>> Start Working data
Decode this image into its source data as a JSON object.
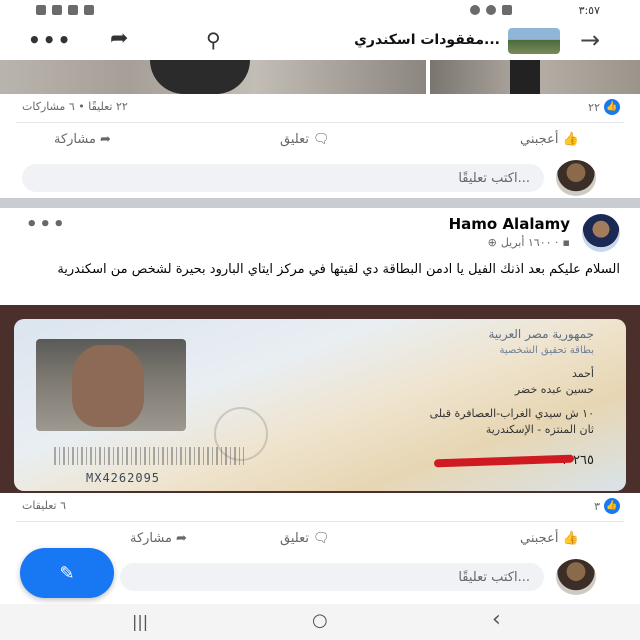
{
  "status_bar": {
    "time": "٣:٥٧"
  },
  "header": {
    "title": "مفقودات اسكندري...",
    "icons": [
      "back-arrow-icon",
      "search-icon",
      "share-icon",
      "more-icon"
    ]
  },
  "post1": {
    "likes_count": "٢٢",
    "stats": "٢٢ تعليقًا • ٦ مشاركات",
    "like_label": "أعجبني",
    "comment_label": "تعليق",
    "share_label": "مشاركة",
    "comment_placeholder": "اكتب تعليقًا..."
  },
  "post2": {
    "author": "Hamo Alalamy",
    "meta": "١٦٠٠ أبريل ·",
    "text": "السلام عليكم بعد اذنك الفيل يا ادمن البطاقة دي لقيتها في مركز ايتاي البارود بحيرة لشخص من اسكندرية",
    "id_card": {
      "heading": "جمهورية مصر العربية",
      "subheading": "بطاقة تحقيق الشخصية",
      "name_first": "أحمد",
      "name_rest": "حسين عبده خضر",
      "address1": "١٠ ش سيدي الغراب-العصافرة قبلى",
      "address2": "ثان المنتزه - الإسكندرية",
      "number": "٢٦٥ ٠٣",
      "serial": "MX4262095"
    },
    "likes_count": "٣",
    "stats": "٦ تعليقات",
    "like_label": "أعجبني",
    "comment_label": "تعليق",
    "share_label": "مشاركة",
    "comment_placeholder": "اكتب تعليقًا..."
  },
  "fab": {
    "icon": "compose-icon"
  },
  "navbar": {
    "recent": "|||",
    "home": "○",
    "back": "‹"
  },
  "colors": {
    "accent": "#1877f2",
    "background": "#c9ccd1"
  }
}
>> End Working data
### Exercise brief
Please write out all the data again word for word, but not the pictures.

### Written response
Decode this image into its source data as a JSON object.
{
  "status_bar": {
    "time": "٣:٥٧"
  },
  "header": {
    "title": "مفقودات اسكندري...",
    "icons": [
      "back-arrow-icon",
      "search-icon",
      "share-icon",
      "more-icon"
    ]
  },
  "post1": {
    "likes_count": "٢٢",
    "stats": "٢٢ تعليقًا • ٦ مشاركات",
    "like_label": "أعجبني",
    "comment_label": "تعليق",
    "share_label": "مشاركة",
    "comment_placeholder": "اكتب تعليقًا..."
  },
  "post2": {
    "author": "Hamo Alalamy",
    "meta": "١٦٠٠ أبريل ·",
    "text": "السلام عليكم بعد اذنك الفيل يا ادمن البطاقة دي لقيتها في مركز ايتاي البارود بحيرة لشخص من اسكندرية",
    "id_card": {
      "heading": "جمهورية مصر العربية",
      "subheading": "بطاقة تحقيق الشخصية",
      "name_first": "أحمد",
      "name_rest": "حسين عبده خضر",
      "address1": "١٠ ش سيدي الغراب-العصافرة قبلى",
      "address2": "ثان المنتزه - الإسكندرية",
      "number": "٢٦٥ ٠٣",
      "serial": "MX4262095"
    },
    "likes_count": "٣",
    "stats": "٦ تعليقات",
    "like_label": "أعجبني",
    "comment_label": "تعليق",
    "share_label": "مشاركة",
    "comment_placeholder": "اكتب تعليقًا..."
  },
  "fab": {
    "icon": "compose-icon"
  },
  "navbar": {
    "recent": "|||",
    "home": "○",
    "back": "‹"
  },
  "colors": {
    "accent": "#1877f2",
    "background": "#c9ccd1"
  }
}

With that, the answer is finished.